= What is required =
Reproduce all entries word for word.

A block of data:
>>>>>
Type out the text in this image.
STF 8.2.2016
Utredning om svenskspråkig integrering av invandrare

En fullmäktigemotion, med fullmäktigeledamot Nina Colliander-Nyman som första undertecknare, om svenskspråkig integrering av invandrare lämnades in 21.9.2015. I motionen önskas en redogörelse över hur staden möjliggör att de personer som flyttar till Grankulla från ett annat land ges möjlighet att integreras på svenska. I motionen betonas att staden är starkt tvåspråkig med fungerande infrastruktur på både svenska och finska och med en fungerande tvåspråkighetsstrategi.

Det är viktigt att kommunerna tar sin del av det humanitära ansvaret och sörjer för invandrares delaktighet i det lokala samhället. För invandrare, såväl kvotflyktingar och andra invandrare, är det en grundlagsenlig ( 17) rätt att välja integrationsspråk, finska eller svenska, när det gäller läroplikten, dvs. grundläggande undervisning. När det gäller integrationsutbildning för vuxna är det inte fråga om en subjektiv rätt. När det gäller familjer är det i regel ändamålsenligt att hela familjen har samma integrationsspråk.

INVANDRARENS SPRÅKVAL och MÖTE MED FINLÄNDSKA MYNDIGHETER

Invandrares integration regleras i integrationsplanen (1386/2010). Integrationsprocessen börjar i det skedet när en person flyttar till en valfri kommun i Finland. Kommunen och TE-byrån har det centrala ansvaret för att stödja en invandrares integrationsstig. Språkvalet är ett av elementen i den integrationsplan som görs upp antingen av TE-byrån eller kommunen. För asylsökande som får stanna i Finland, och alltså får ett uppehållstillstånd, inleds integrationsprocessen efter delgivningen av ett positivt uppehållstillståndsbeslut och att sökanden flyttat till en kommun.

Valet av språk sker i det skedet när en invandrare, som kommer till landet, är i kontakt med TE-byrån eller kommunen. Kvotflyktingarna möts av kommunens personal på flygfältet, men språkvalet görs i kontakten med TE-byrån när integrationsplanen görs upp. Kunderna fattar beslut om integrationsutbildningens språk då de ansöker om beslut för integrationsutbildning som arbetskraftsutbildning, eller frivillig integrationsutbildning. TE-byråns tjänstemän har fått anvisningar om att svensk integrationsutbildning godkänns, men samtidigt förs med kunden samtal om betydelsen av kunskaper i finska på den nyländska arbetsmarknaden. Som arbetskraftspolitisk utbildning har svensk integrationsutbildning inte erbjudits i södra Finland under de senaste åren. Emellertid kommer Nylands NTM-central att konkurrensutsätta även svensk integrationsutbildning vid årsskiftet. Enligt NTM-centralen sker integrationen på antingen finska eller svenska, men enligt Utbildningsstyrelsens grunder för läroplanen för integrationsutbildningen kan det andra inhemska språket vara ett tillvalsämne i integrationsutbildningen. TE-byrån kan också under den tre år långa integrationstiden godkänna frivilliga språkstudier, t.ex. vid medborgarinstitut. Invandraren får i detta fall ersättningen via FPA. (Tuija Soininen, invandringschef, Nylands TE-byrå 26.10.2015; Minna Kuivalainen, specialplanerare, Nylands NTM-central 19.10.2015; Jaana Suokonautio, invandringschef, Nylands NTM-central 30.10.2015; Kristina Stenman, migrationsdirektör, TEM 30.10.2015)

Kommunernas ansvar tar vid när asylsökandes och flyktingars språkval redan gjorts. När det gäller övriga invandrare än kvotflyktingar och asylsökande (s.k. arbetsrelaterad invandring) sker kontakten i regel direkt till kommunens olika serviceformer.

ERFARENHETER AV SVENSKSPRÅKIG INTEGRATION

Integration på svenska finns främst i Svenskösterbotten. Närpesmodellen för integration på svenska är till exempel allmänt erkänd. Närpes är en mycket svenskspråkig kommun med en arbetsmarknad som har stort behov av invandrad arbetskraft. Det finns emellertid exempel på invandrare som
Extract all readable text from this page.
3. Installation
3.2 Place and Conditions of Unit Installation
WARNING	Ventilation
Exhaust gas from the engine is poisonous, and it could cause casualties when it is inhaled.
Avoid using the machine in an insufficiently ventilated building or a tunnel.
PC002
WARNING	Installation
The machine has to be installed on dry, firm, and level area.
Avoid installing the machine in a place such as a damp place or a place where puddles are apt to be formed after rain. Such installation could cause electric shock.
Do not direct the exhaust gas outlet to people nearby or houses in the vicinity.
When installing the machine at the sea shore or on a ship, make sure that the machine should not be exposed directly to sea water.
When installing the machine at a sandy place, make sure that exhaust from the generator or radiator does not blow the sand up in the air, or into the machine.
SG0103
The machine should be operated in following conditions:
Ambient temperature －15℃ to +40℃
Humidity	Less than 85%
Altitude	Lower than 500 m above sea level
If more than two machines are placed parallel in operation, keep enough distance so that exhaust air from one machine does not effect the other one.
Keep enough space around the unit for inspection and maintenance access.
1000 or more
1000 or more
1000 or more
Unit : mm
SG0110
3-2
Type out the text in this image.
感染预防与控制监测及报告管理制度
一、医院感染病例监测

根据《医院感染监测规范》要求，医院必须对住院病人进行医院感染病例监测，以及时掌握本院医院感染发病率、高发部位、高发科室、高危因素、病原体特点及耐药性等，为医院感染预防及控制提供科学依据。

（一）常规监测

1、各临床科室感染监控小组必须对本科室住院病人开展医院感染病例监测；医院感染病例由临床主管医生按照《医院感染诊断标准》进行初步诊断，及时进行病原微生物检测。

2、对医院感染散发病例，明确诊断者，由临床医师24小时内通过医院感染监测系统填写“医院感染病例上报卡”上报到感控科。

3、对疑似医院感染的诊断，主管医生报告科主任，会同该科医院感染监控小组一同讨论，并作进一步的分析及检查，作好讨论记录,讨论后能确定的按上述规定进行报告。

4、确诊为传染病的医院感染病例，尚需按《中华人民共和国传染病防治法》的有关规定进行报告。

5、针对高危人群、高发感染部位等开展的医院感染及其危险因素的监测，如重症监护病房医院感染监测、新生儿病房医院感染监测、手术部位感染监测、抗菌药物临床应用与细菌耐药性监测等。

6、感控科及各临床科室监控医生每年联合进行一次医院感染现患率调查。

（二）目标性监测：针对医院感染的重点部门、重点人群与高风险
<<<<<
= The result =
Type out the text in this image.
STF 8.2.2016
Utredning om svenskspråkig integrering av invandrare

En fullmäktigemotion, med fullmäktigeledamot Nina Colliander-Nyman som första undertecknare, om svenskspråkig integrering av invandrare lämnades in 21.9.2015. I motionen önskas en redogörelse över hur staden möjliggör att de personer som flyttar till Grankulla från ett annat land ges möjlighet att integreras på svenska. I motionen betonas att staden är starkt tvåspråkig med fungerande infrastruktur på både svenska och finska och med en fungerande tvåspråkighetsstrategi.

Det är viktigt att kommunerna tar sin del av det humanitära ansvaret och sörjer för invandrares delaktighet i det lokala samhället. För invandrare, såväl kvotflyktingar och andra invandrare, är det en grundlagsenlig ( 17) rätt att välja integrationsspråk, finska eller svenska, när det gäller läroplikten, dvs. grundläggande undervisning. När det gäller integrationsutbildning för vuxna är det inte fråga om en subjektiv rätt. När det gäller familjer är det i regel ändamålsenligt att hela familjen har samma integrationsspråk.

INVANDRARENS SPRÅKVAL och MÖTE MED FINLÄNDSKA MYNDIGHETER

Invandrares integration regleras i integrationsplanen (1386/2010). Integrationsprocessen börjar i det skedet när en person flyttar till en valfri kommun i Finland. Kommunen och TE-byrån har det centrala ansvaret för att stödja en invandrares integrationsstig. Språkvalet är ett av elementen i den integrationsplan som görs upp antingen av TE-byrån eller kommunen. För asylsökande som får stanna i Finland, och alltså får ett uppehållstillstånd, inleds integrationsprocessen efter delgivningen av ett positivt uppehållstillståndsbeslut och att sökanden flyttat till en kommun.

Valet av språk sker i det skedet när en invandrare, som kommer till landet, är i kontakt med TE-byrån eller kommunen. Kvotflyktingarna möts av kommunens personal på flygfältet, men språkvalet görs i kontakten med TE-byrån när integrationsplanen görs upp. Kunderna fattar beslut om integrationsutbildningens språk då de ansöker om beslut för integrationsutbildning som arbetskraftsutbildning, eller frivillig integrationsutbildning. TE-byråns tjänstemän har fått anvisningar om att svensk integrationsutbildning godkänns, men samtidigt förs med kunden samtal om betydelsen av kunskaper i finska på den nyländska arbetsmarknaden. Som arbetskraftspolitisk utbildning har svensk integrationsutbildning inte erbjudits i södra Finland under de senaste åren. Emellertid kommer Nylands NTM-central att konkurrensutsätta även svensk integrationsutbildning vid årsskiftet. Enligt NTM-centralen sker integrationen på antingen finska eller svenska, men enligt Utbildningsstyrelsens grunder för läroplanen för integrationsutbildningen kan det andra inhemska språket vara ett tillvalsämne i integrationsutbildningen. TE-byrån kan också under den tre år långa integrationstiden godkänna frivilliga språkstudier, t.ex. vid medborgarinstitut. Invandraren får i detta fall ersättningen via FPA. (Tuija Soininen, invandringschef, Nylands TE-byrå 26.10.2015; Minna Kuivalainen, specialplanerare, Nylands NTM-central 19.10.2015; Jaana Suokonautio, invandringschef, Nylands NTM-central 30.10.2015; Kristina Stenman, migrationsdirektör, TEM 30.10.2015)

Kommunernas ansvar tar vid när asylsökandes och flyktingars språkval redan gjorts. När det gäller övriga invandrare än kvotflyktingar och asylsökande (s.k. arbetsrelaterad invandring) sker kontakten i regel direkt till kommunens olika serviceformer.

ERFARENHETER AV SVENSKSPRÅKIG INTEGRATION

Integration på svenska finns främst i Svenskösterbotten. Närpesmodellen för integration på svenska är till exempel allmänt erkänd. Närpes är en mycket svenskspråkig kommun med en arbetsmarknad som har stort behov av invandrad arbetskraft. Det finns emellertid exempel på invandrare som
Extract all readable text from this page.
3. Installation
3.2 Place and Conditions of Unit Installation
WARNING	Ventilation
Exhaust gas from the engine is poisonous, and it could cause casualties when it is inhaled.
Avoid using the machine in an insufficiently ventilated building or a tunnel.
PC002
WARNING	Installation
The machine has to be installed on dry, firm, and level area.
Avoid installing the machine in a place such as a damp place or a place where puddles are apt to be formed after rain. Such installation could cause electric shock.
Do not direct the exhaust gas outlet to people nearby or houses in the vicinity.
When installing the machine at the sea shore or on a ship, make sure that the machine should not be exposed directly to sea water.
When installing the machine at a sandy place, make sure that exhaust from the generator or radiator does not blow the sand up in the air, or into the machine.
SG0103
The machine should be operated in following conditions:
Ambient temperature －15℃ to +40℃
Humidity	Less than 85%
Altitude	Lower than 500 m above sea level
If more than two machines are placed parallel in operation, keep enough distance so that exhaust air from one machine does not effect the other one.
Keep enough space around the unit for inspection and maintenance access.
1000 or more
1000 or more
1000 or more
Unit : mm
SG0110
3-2
Type out the text in this image.
感染预防与控制监测及报告管理制度
一、医院感染病例监测

根据《医院感染监测规范》要求，医院必须对住院病人进行医院感染病例监测，以及时掌握本院医院感染发病率、高发部位、高发科室、高危因素、病原体特点及耐药性等，为医院感染预防及控制提供科学依据。

（一）常规监测

1、各临床科室感染监控小组必须对本科室住院病人开展医院感染病例监测；医院感染病例由临床主管医生按照《医院感染诊断标准》进行初步诊断，及时进行病原微生物检测。

2、对医院感染散发病例，明确诊断者，由临床医师24小时内通过医院感染监测系统填写“医院感染病例上报卡”上报到感控科。

3、对疑似医院感染的诊断，主管医生报告科主任，会同该科医院感染监控小组一同讨论，并作进一步的分析及检查，作好讨论记录,讨论后能确定的按上述规定进行报告。

4、确诊为传染病的医院感染病例，尚需按《中华人民共和国传染病防治法》的有关规定进行报告。

5、针对高危人群、高发感染部位等开展的医院感染及其危险因素的监测，如重症监护病房医院感染监测、新生儿病房医院感染监测、手术部位感染监测、抗菌药物临床应用与细菌耐药性监测等。

6、感控科及各临床科室监控医生每年联合进行一次医院感染现患率调查。

（二）目标性监测：针对医院感染的重点部门、重点人群与高风险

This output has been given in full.